Exercise instructions =
What follows is a set of records, each of which is to be written out exactly.

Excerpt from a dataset
########

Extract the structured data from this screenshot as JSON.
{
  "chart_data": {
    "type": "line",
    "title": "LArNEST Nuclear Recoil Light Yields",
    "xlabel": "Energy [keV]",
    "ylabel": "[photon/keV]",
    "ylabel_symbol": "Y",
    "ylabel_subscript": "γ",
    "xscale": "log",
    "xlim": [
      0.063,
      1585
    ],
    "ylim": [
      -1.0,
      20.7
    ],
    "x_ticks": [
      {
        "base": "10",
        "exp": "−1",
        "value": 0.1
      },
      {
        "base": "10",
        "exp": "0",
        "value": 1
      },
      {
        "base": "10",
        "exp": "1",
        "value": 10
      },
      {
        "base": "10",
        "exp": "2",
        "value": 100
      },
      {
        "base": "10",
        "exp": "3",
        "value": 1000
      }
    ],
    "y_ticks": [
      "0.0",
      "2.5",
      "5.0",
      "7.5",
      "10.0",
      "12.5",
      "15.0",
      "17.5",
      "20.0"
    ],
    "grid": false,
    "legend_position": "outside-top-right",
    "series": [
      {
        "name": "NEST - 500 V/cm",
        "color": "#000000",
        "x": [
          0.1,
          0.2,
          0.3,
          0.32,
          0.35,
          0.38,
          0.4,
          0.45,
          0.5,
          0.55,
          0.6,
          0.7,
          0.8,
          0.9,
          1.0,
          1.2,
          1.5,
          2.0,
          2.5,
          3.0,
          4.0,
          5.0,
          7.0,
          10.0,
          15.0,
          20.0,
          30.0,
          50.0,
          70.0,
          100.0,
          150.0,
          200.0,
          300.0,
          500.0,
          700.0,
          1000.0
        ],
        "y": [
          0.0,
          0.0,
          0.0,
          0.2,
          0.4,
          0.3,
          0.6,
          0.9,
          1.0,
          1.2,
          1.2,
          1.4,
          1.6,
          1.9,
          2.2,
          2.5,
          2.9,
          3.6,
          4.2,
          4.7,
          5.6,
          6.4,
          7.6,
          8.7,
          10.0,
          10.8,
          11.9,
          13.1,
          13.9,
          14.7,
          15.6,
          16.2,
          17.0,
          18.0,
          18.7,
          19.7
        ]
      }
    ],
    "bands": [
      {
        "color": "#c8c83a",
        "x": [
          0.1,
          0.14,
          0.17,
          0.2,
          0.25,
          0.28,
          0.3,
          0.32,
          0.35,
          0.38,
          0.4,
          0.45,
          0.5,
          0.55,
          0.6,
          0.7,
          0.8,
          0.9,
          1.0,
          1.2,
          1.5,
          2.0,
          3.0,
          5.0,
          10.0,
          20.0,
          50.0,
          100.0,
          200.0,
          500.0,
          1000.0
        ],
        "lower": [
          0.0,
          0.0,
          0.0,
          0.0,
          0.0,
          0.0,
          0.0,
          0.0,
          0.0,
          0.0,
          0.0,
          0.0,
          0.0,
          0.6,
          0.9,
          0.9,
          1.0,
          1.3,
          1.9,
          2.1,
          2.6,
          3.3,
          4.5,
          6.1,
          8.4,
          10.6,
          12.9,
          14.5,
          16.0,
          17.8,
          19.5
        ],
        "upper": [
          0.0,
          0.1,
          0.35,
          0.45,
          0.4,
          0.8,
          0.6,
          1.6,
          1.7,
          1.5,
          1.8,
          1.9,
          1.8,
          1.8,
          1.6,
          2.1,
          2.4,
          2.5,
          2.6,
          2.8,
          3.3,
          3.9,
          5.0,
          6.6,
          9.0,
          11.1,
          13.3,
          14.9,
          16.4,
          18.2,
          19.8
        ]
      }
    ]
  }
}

########

Response to the exercise =
Extract the structured data from this screenshot as JSON.
{
  "chart_data": {
    "type": "line",
    "title": "LArNEST Nuclear Recoil Light Yields",
    "xlabel": "Energy [keV]",
    "ylabel": "[photon/keV]",
    "ylabel_symbol": "Y",
    "ylabel_subscript": "γ",
    "xscale": "log",
    "xlim": [
      0.063,
      1585
    ],
    "ylim": [
      -1.0,
      20.7
    ],
    "x_ticks": [
      {
        "base": "10",
        "exp": "−1",
        "value": 0.1
      },
      {
        "base": "10",
        "exp": "0",
        "value": 1
      },
      {
        "base": "10",
        "exp": "1",
        "value": 10
      },
      {
        "base": "10",
        "exp": "2",
        "value": 100
      },
      {
        "base": "10",
        "exp": "3",
        "value": 1000
      }
    ],
    "y_ticks": [
      "0.0",
      "2.5",
      "5.0",
      "7.5",
      "10.0",
      "12.5",
      "15.0",
      "17.5",
      "20.0"
    ],
    "grid": false,
    "legend_position": "outside-top-right",
    "series": [
      {
        "name": "NEST - 500 V/cm",
        "color": "#000000",
        "x": [
          0.1,
          0.2,
          0.3,
          0.32,
          0.35,
          0.38,
          0.4,
          0.45,
          0.5,
          0.55,
          0.6,
          0.7,
          0.8,
          0.9,
          1.0,
          1.2,
          1.5,
          2.0,
          2.5,
          3.0,
          4.0,
          5.0,
          7.0,
          10.0,
          15.0,
          20.0,
          30.0,
          50.0,
          70.0,
          100.0,
          150.0,
          200.0,
          300.0,
          500.0,
          700.0,
          1000.0
        ],
        "y": [
          0.0,
          0.0,
          0.0,
          0.2,
          0.4,
          0.3,
          0.6,
          0.9,
          1.0,
          1.2,
          1.2,
          1.4,
          1.6,
          1.9,
          2.2,
          2.5,
          2.9,
          3.6,
          4.2,
          4.7,
          5.6,
          6.4,
          7.6,
          8.7,
          10.0,
          10.8,
          11.9,
          13.1,
          13.9,
          14.7,
          15.6,
          16.2,
          17.0,
          18.0,
          18.7,
          19.7
        ]
      }
    ],
    "bands": [
      {
        "color": "#c8c83a",
        "x": [
          0.1,
          0.14,
          0.17,
          0.2,
          0.25,
          0.28,
          0.3,
          0.32,
          0.35,
          0.38,
          0.4,
          0.45,
          0.5,
          0.55,
          0.6,
          0.7,
          0.8,
          0.9,
          1.0,
          1.2,
          1.5,
          2.0,
          3.0,
          5.0,
          10.0,
          20.0,
          50.0,
          100.0,
          200.0,
          500.0,
          1000.0
        ],
        "lower": [
          0.0,
          0.0,
          0.0,
          0.0,
          0.0,
          0.0,
          0.0,
          0.0,
          0.0,
          0.0,
          0.0,
          0.0,
          0.0,
          0.6,
          0.9,
          0.9,
          1.0,
          1.3,
          1.9,
          2.1,
          2.6,
          3.3,
          4.5,
          6.1,
          8.4,
          10.6,
          12.9,
          14.5,
          16.0,
          17.8,
          19.5
        ],
        "upper": [
          0.0,
          0.1,
          0.35,
          0.45,
          0.4,
          0.8,
          0.6,
          1.6,
          1.7,
          1.5,
          1.8,
          1.9,
          1.8,
          1.8,
          1.6,
          2.1,
          2.4,
          2.5,
          2.6,
          2.8,
          3.3,
          3.9,
          5.0,
          6.6,
          9.0,
          11.1,
          13.3,
          14.9,
          16.4,
          18.2,
          19.8
        ]
      }
    ]
  }
}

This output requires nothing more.